--- Given records ---
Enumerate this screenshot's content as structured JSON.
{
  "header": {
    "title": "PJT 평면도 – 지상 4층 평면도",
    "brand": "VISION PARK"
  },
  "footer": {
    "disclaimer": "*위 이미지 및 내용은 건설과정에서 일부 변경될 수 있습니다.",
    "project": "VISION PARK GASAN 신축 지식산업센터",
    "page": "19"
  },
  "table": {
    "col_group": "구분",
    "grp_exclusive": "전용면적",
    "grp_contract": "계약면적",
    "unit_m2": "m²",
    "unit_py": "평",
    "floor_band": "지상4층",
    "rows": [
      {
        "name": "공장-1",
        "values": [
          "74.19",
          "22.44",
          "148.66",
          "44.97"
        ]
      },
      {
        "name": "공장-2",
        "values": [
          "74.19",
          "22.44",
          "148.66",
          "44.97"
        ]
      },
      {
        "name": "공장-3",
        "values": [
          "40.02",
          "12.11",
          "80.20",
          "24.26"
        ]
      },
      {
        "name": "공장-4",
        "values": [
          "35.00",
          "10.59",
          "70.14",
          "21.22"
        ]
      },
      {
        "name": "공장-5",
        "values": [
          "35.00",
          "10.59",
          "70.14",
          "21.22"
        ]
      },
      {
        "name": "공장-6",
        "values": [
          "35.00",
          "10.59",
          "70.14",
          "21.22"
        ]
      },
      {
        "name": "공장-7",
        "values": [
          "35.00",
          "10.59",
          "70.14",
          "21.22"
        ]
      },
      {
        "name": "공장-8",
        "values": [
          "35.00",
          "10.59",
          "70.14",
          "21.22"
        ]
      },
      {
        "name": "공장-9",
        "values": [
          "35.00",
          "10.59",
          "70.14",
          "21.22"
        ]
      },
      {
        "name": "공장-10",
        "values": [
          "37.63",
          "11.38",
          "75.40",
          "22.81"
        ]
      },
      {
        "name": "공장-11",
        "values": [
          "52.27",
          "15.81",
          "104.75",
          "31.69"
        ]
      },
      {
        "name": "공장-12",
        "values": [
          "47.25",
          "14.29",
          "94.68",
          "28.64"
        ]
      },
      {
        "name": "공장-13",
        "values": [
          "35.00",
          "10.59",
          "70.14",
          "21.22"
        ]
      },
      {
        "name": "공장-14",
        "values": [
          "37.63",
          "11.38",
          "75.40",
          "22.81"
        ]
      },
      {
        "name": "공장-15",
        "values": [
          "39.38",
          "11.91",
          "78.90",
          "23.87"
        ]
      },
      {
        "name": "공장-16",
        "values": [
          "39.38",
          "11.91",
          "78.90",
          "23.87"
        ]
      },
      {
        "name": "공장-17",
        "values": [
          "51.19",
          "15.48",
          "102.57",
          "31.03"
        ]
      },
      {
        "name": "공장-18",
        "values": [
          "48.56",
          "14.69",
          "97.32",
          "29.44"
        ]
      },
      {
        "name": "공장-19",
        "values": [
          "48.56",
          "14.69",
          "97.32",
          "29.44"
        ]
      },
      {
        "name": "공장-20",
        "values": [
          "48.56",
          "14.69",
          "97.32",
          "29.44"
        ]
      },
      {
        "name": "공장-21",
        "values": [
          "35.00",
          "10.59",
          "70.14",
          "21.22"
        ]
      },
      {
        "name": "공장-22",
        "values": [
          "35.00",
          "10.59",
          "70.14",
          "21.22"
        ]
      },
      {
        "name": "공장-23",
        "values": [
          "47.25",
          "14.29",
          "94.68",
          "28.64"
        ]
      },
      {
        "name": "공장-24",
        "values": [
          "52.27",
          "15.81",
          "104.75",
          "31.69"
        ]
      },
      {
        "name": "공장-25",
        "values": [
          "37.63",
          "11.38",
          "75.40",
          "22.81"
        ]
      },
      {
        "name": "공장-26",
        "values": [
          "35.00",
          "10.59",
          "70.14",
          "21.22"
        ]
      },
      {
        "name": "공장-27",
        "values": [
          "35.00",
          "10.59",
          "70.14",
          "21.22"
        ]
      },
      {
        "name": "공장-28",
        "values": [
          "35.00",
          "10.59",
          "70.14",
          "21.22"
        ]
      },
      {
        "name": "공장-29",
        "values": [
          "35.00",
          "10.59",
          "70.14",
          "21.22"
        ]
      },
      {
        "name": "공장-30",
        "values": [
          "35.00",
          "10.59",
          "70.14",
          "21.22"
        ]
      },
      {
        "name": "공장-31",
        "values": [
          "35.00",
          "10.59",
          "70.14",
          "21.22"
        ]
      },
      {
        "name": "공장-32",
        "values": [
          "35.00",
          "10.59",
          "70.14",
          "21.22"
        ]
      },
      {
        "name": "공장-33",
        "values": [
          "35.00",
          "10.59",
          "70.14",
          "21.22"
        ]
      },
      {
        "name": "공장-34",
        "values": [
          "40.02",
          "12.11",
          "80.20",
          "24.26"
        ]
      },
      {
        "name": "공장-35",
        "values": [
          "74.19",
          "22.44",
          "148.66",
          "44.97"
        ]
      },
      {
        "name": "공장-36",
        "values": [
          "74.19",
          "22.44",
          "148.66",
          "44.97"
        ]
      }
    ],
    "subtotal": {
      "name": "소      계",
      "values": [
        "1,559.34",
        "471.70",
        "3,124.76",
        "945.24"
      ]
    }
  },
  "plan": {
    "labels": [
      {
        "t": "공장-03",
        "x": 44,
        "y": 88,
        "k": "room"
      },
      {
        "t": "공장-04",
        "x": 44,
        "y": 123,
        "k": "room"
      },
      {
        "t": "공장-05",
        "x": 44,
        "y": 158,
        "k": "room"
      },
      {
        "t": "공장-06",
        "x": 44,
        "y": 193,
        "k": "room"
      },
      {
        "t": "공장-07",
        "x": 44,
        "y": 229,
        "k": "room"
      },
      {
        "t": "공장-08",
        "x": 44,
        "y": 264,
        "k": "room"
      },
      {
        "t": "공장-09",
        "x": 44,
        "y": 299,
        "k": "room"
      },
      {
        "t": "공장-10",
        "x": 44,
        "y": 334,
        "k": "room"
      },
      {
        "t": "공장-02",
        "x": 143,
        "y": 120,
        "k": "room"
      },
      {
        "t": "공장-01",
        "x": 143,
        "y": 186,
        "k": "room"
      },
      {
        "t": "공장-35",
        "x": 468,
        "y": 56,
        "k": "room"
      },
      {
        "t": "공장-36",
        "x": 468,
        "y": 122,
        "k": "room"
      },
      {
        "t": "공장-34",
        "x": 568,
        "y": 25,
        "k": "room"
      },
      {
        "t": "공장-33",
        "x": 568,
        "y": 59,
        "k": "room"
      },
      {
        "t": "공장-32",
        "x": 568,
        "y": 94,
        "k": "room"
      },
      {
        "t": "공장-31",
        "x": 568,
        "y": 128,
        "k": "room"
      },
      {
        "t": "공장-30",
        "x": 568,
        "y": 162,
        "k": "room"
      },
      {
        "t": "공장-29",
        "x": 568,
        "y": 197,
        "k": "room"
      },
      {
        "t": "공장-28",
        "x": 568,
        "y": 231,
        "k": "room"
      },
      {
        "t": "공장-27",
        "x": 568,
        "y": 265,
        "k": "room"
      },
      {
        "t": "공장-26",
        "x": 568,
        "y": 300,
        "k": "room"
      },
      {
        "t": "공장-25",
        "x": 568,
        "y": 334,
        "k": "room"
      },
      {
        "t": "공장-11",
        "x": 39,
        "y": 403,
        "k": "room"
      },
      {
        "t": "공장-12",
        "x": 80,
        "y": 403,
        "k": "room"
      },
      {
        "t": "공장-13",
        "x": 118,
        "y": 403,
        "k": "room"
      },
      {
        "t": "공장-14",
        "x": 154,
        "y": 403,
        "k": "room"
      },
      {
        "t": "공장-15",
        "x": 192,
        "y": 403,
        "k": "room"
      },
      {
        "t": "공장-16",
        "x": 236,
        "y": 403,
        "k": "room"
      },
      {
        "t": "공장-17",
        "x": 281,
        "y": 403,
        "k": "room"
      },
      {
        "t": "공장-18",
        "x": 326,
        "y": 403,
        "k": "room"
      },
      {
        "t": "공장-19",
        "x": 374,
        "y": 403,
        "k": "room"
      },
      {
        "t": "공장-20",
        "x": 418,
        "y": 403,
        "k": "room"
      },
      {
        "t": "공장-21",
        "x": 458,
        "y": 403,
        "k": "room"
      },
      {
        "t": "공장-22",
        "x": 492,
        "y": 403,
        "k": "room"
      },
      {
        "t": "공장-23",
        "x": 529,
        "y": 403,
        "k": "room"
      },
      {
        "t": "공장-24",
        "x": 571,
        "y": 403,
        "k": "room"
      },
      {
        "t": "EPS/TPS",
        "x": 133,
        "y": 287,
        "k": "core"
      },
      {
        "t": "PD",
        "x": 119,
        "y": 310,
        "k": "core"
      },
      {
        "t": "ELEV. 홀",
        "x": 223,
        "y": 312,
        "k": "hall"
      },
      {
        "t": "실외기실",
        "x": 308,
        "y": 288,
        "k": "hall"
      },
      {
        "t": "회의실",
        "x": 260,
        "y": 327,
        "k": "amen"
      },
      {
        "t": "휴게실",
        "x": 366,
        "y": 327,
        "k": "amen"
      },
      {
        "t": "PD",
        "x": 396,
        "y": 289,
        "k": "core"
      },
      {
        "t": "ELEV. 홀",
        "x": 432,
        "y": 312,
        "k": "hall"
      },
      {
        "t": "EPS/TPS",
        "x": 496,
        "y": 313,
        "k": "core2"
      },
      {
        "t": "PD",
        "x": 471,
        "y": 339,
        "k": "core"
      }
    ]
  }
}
---
Short task> The answer must consist solely of the number of lines in the entries that contain the word "PARK".

Solution to this exercise> 2